REQUEST: Tally the lines with the word "glyph" and report the number alone.

____ DATASET ENTRIES

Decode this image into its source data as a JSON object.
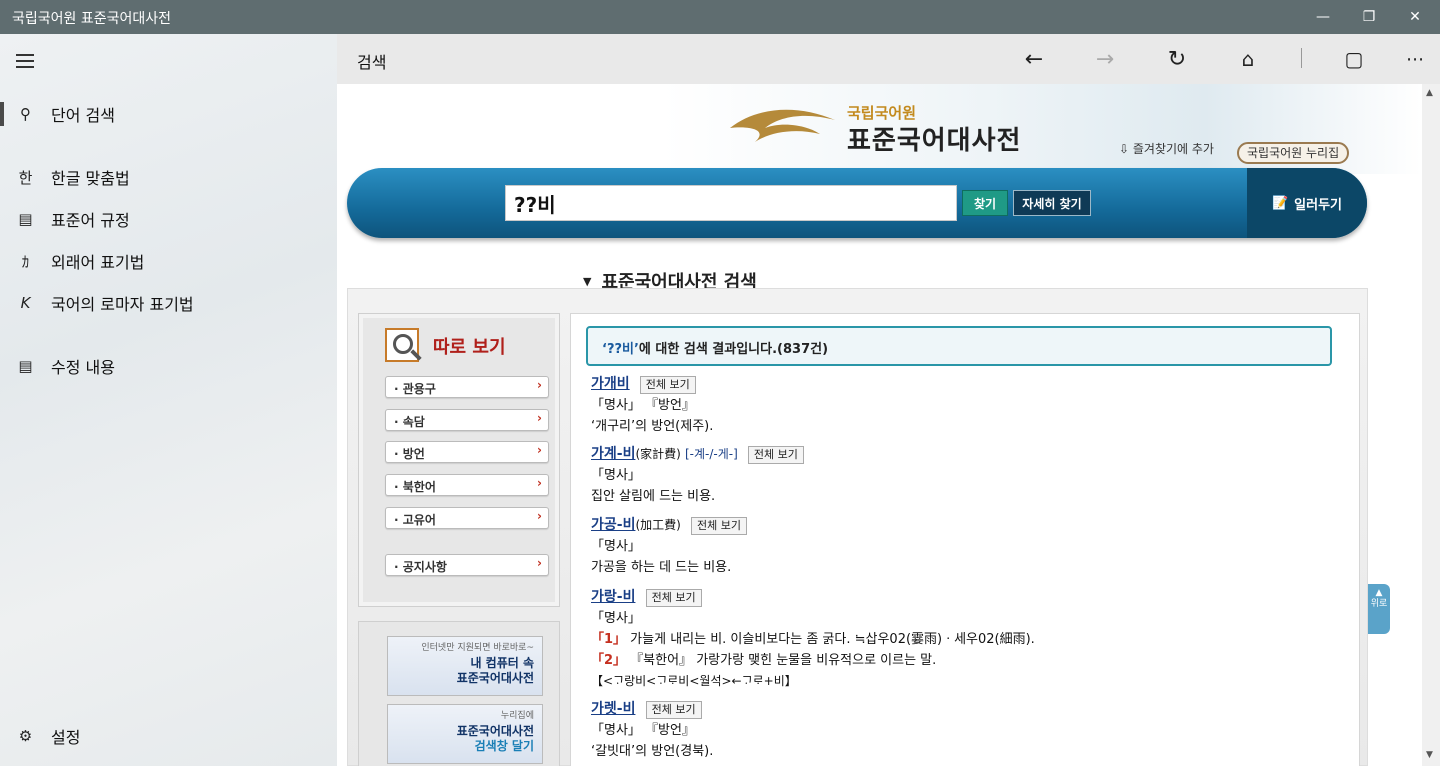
{
  "window": {
    "title": "국립국어원 표준국어대사전"
  },
  "sidebar": {
    "items": [
      {
        "icon": "search-icon",
        "glyph": "⚲",
        "label": "단어 검색",
        "active": true
      },
      {
        "icon": "hangul-icon",
        "glyph": "한",
        "label": "한글 맞춤법"
      },
      {
        "icon": "book-icon",
        "glyph": "▤",
        "label": "표준어 규정"
      },
      {
        "icon": "katakana-icon",
        "glyph": "ｶ",
        "label": "외래어 표기법"
      },
      {
        "icon": "roman-k-icon",
        "glyph": "K",
        "label": "국어의 로마자 표기법"
      },
      {
        "icon": "edit-doc-icon",
        "glyph": "▤",
        "label": "수정 내용"
      }
    ],
    "settings_label": "설정"
  },
  "commandbar": {
    "title": "검색"
  },
  "site": {
    "logo_top": "국립국어원",
    "logo_main": "표준국어대사전",
    "bookmark_label": "즐겨찾기에 추가",
    "nuri_label": "국립국어원 누리집",
    "search_value": "??비",
    "find_label": "찾기",
    "advanced_label": "자세히 찾기",
    "help_label": "일러두기",
    "section_title": "표준국어대사전 검색"
  },
  "leftpanel": {
    "header": "따로 보기",
    "items": [
      "· 관용구",
      "· 속담",
      "· 방언",
      "· 북한어",
      "· 고유어"
    ],
    "notice": "· 공지사항",
    "banner1": {
      "small": "인터넷만 지원되면 바로바로~",
      "line1": "내 컴퓨터 속",
      "line2": "표준국어대사전"
    },
    "banner2": {
      "small": "누리집에",
      "line1": "표준국어대사전",
      "line2": "검색창 달기"
    }
  },
  "results": {
    "header_query": "‘??비’",
    "header_rest": "에 대한 검색 결과입니다.(837건)",
    "full_view": "전체 보기",
    "entries": [
      {
        "word": "가개비",
        "pos": "「명사」 『방언』",
        "def": "‘개구리’의 방언(제주)."
      },
      {
        "word": "가계-비",
        "hanja": "(家計費)",
        "pron": "[-계-/-게-]",
        "pos": "「명사」",
        "def": "집안 살림에 드는 비용."
      },
      {
        "word": "가공-비",
        "hanja": "(加工費)",
        "pos": "「명사」",
        "def": "가공을 하는 데 드는 비용."
      },
      {
        "word": "가랑-비",
        "pos": "「명사」",
        "n1": "「1」",
        "s1": " 가늘게 내리는 비. 이슬비보다는 좀 굵다. ≒삽우02(霎雨)ㆍ세우02(細雨).",
        "n2": "「2」",
        "s2": " 『북한어』 가랑가랑 맺힌 눈물을 비유적으로 이르는 말.",
        "etym": "【<ᄀᆞ랑비<ᄀᆞᄅᆞ비<월석>←ᄀᆞᄅᆞ+비】"
      },
      {
        "word": "가렛-비",
        "pos": "「명사」 『방언』",
        "def": "‘갈빗대’의 방언(경북)."
      }
    ]
  },
  "totop_label": "위로",
  "colors": {
    "titlebar": "#5f6d70",
    "searchbar": "#146a9a",
    "headword": "#1a3f86",
    "accent_red": "#b0201b"
  }
}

________

FINAL RESULT: 6